**TASK STATEMENT**
Your task is to repeat the entries underneath exactly, minus the pictures.

**RECORDS TO USE**

**********

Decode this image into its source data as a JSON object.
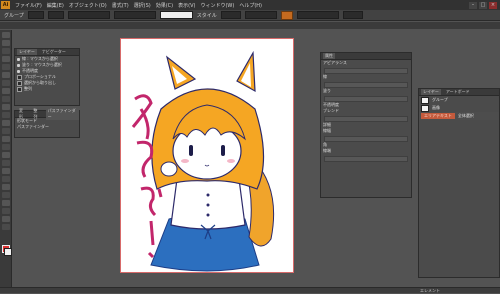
{
  "app": {
    "logo_text": "Ai"
  },
  "menu": [
    "ファイル(F)",
    "編集(E)",
    "オブジェクト(O)",
    "書式(T)",
    "選択(S)",
    "効果(C)",
    "表示(V)",
    "ウィンドウ(W)",
    "ヘルプ(H)"
  ],
  "window_controls": {
    "minimize": "–",
    "maximize": "□",
    "close": "×"
  },
  "control_bar": {
    "selection_label": "グループ",
    "style_label": "スタイル",
    "opacity_value": ""
  },
  "appearance_panel": {
    "tabs": [
      "レイヤー",
      "ナビゲーター"
    ],
    "rows": [
      "線 : マウスから選択",
      "塗り : マウスから選択",
      "不透明度",
      "プロポーショナル",
      "選択から取り出し",
      "整列"
    ]
  },
  "pathfinder_panel": {
    "tabs": [
      "変形",
      "整列",
      "パスファインダー"
    ],
    "rows": [
      "形状モード",
      "パスファインダー"
    ]
  },
  "properties_panel": {
    "tab": "属性",
    "rows": [
      "アピアランス",
      "線",
      "塗り",
      "不透明度",
      "ブレンド",
      "詳細",
      "線幅",
      "角",
      "線端"
    ]
  },
  "layers_panel": {
    "tabs": [
      "レイヤー",
      "アートボード"
    ],
    "items": [
      "グループ",
      "画像"
    ],
    "selected_label": "エリアテキスト",
    "selected_value": "全体選択"
  },
  "status": {
    "text": "エレメント"
  },
  "colors": {
    "accent": "#c46a1f",
    "fill": "#dd3333",
    "stroke": "#f2f2f2"
  }
}
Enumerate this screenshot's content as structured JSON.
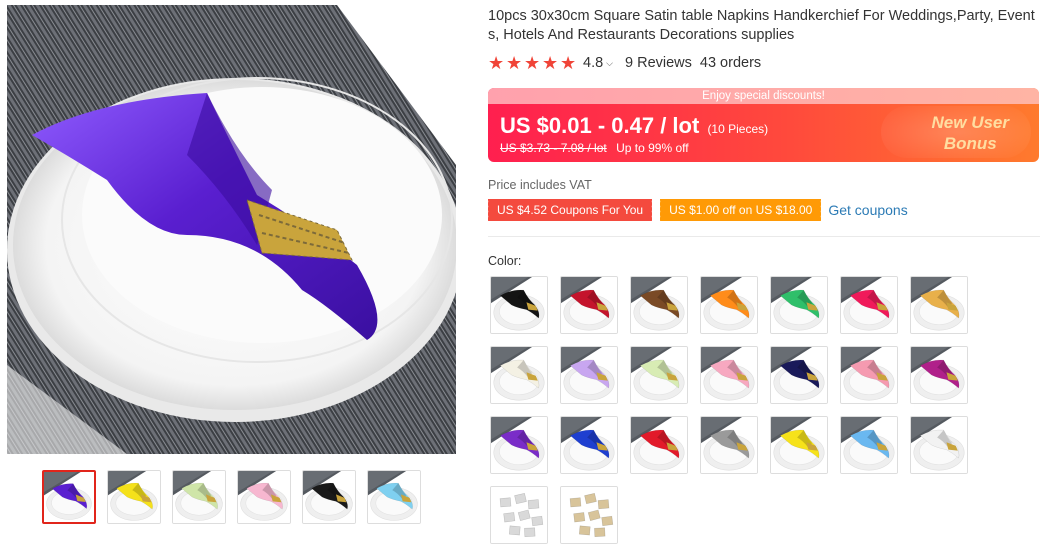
{
  "product": {
    "title": "10pcs 30x30cm Square Satin table Napkins Handkerchief For Weddings,Party, Events, Hotels And Restaurants Decorations supplies",
    "rating": "4.8",
    "reviews": "9 Reviews",
    "orders": "43 orders"
  },
  "price": {
    "banner_note": "Enjoy special discounts!",
    "current": "US $0.01 - 0.47 / lot",
    "unit": "(10 Pieces)",
    "original": "US $3.73 - 7.08 / lot",
    "discount": "Up to 99% off",
    "new_user_line1": "New User",
    "new_user_line2": "Bonus",
    "vat": "Price includes VAT"
  },
  "coupons": {
    "coupon1": "US $4.52 Coupons For You",
    "coupon2": "US $1.00 off on US $18.00",
    "get_link": "Get coupons"
  },
  "color_label": "Color:",
  "colors": {
    "brand_red": "#e1251b",
    "link_blue": "#2c7bb5"
  },
  "gallery": {
    "main_napkin": "#5a1fd0",
    "thumbnails": [
      "#5a1fd0",
      "#f5e11a",
      "#cfe5a8",
      "#f7b7d0",
      "#1a1a1a",
      "#7fd0f0"
    ]
  },
  "swatches": [
    "#141414",
    "#c4142c",
    "#7a4a25",
    "#ff8c1a",
    "#2fbf6a",
    "#f01a5a",
    "#e8b04a",
    "#f4f1e4",
    "#c8a6f0",
    "#d8ecb4",
    "#f7a8c0",
    "#1a1a5a",
    "#f59ab0",
    "#b0208a",
    "#7a2cc8",
    "#1f3fd0",
    "#e21a2a",
    "#9a9a9a",
    "#f6e21a",
    "#6ab8f0",
    "#f2f2f2",
    "#d9d9d9",
    "#d8c49a"
  ]
}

**********

**THE OUTPUT**
Decode this image into its source data as a JSON object.
{
  "app": {
    "logo_text": "Ai"
  },
  "menu": [
    "ファイル(F)",
    "編集(E)",
    "オブジェクト(O)",
    "書式(T)",
    "選択(S)",
    "効果(C)",
    "表示(V)",
    "ウィンドウ(W)",
    "ヘルプ(H)"
  ],
  "window_controls": {
    "minimize": "–",
    "maximize": "□",
    "close": "×"
  },
  "control_bar": {
    "selection_label": "グループ",
    "style_label": "スタイル",
    "opacity_value": ""
  },
  "appearance_panel": {
    "tabs": [
      "レイヤー",
      "ナビゲーター"
    ],
    "rows": [
      "線 : マウスから選択",
      "塗り : マウスから選択",
      "不透明度",
      "プロポーショナル",
      "選択から取り出し",
      "整列"
    ]
  },
  "pathfinder_panel": {
    "tabs": [
      "変形",
      "整列",
      "パスファインダー"
    ],
    "rows": [
      "形状モード",
      "パスファインダー"
    ]
  },
  "properties_panel": {
    "tab": "属性",
    "rows": [
      "アピアランス",
      "線",
      "塗り",
      "不透明度",
      "ブレンド",
      "詳細",
      "線幅",
      "角",
      "線端"
    ]
  },
  "layers_panel": {
    "tabs": [
      "レイヤー",
      "アートボード"
    ],
    "items": [
      "グループ",
      "画像"
    ],
    "selected_label": "エリアテキスト",
    "selected_value": "全体選択"
  },
  "status": {
    "text": "エレメント"
  },
  "colors": {
    "accent": "#c46a1f",
    "fill": "#dd3333",
    "stroke": "#f2f2f2"
  }
}
Enumerate this screenshot's content as structured JSON.
{
  "product": {
    "title": "10pcs 30x30cm Square Satin table Napkins Handkerchief For Weddings,Party, Events, Hotels And Restaurants Decorations supplies",
    "rating": "4.8",
    "reviews": "9 Reviews",
    "orders": "43 orders"
  },
  "price": {
    "banner_note": "Enjoy special discounts!",
    "current": "US $0.01 - 0.47 / lot",
    "unit": "(10 Pieces)",
    "original": "US $3.73 - 7.08 / lot",
    "discount": "Up to 99% off",
    "new_user_line1": "New User",
    "new_user_line2": "Bonus",
    "vat": "Price includes VAT"
  },
  "coupons": {
    "coupon1": "US $4.52 Coupons For You",
    "coupon2": "US $1.00 off on US $18.00",
    "get_link": "Get coupons"
  },
  "color_label": "Color:",
  "colors": {
    "brand_red": "#e1251b",
    "link_blue": "#2c7bb5"
  },
  "gallery": {
    "main_napkin": "#5a1fd0",
    "thumbnails": [
      "#5a1fd0",
      "#f5e11a",
      "#cfe5a8",
      "#f7b7d0",
      "#1a1a1a",
      "#7fd0f0"
    ]
  },
  "swatches": [
    "#141414",
    "#c4142c",
    "#7a4a25",
    "#ff8c1a",
    "#2fbf6a",
    "#f01a5a",
    "#e8b04a",
    "#f4f1e4",
    "#c8a6f0",
    "#d8ecb4",
    "#f7a8c0",
    "#1a1a5a",
    "#f59ab0",
    "#b0208a",
    "#7a2cc8",
    "#1f3fd0",
    "#e21a2a",
    "#9a9a9a",
    "#f6e21a",
    "#6ab8f0",
    "#f2f2f2",
    "#d9d9d9",
    "#d8c49a"
  ]
}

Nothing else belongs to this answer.